— START OF Source data —

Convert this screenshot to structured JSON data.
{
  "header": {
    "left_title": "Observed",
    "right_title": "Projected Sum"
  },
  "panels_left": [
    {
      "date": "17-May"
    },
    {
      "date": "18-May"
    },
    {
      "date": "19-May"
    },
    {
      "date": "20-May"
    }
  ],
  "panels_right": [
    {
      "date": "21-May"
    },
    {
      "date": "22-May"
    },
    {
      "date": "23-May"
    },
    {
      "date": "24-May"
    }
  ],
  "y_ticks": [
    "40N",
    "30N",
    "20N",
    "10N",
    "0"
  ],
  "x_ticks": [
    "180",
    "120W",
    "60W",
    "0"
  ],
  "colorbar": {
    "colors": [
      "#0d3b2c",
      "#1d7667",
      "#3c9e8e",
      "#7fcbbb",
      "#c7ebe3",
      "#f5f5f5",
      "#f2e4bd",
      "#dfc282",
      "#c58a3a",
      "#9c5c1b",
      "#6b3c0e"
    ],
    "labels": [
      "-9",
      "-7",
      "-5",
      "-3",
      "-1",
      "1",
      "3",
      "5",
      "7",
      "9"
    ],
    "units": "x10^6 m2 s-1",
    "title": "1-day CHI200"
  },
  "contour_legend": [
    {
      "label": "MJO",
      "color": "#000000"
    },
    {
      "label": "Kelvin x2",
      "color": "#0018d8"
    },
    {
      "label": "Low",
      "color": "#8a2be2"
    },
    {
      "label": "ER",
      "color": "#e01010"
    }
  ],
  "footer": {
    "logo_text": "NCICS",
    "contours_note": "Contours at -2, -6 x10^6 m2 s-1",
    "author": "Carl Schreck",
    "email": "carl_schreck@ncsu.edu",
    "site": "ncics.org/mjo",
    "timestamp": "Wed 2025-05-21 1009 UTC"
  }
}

— END OF Source data —

Goal: Gather and return every line that holds the string "date".

Problem solution:
      "date": "17-May"
      "date": "18-May"
      "date": "19-May"
      "date": "20-May"
      "date": "21-May"
      "date": "22-May"
      "date": "23-May"
      "date": "24-May"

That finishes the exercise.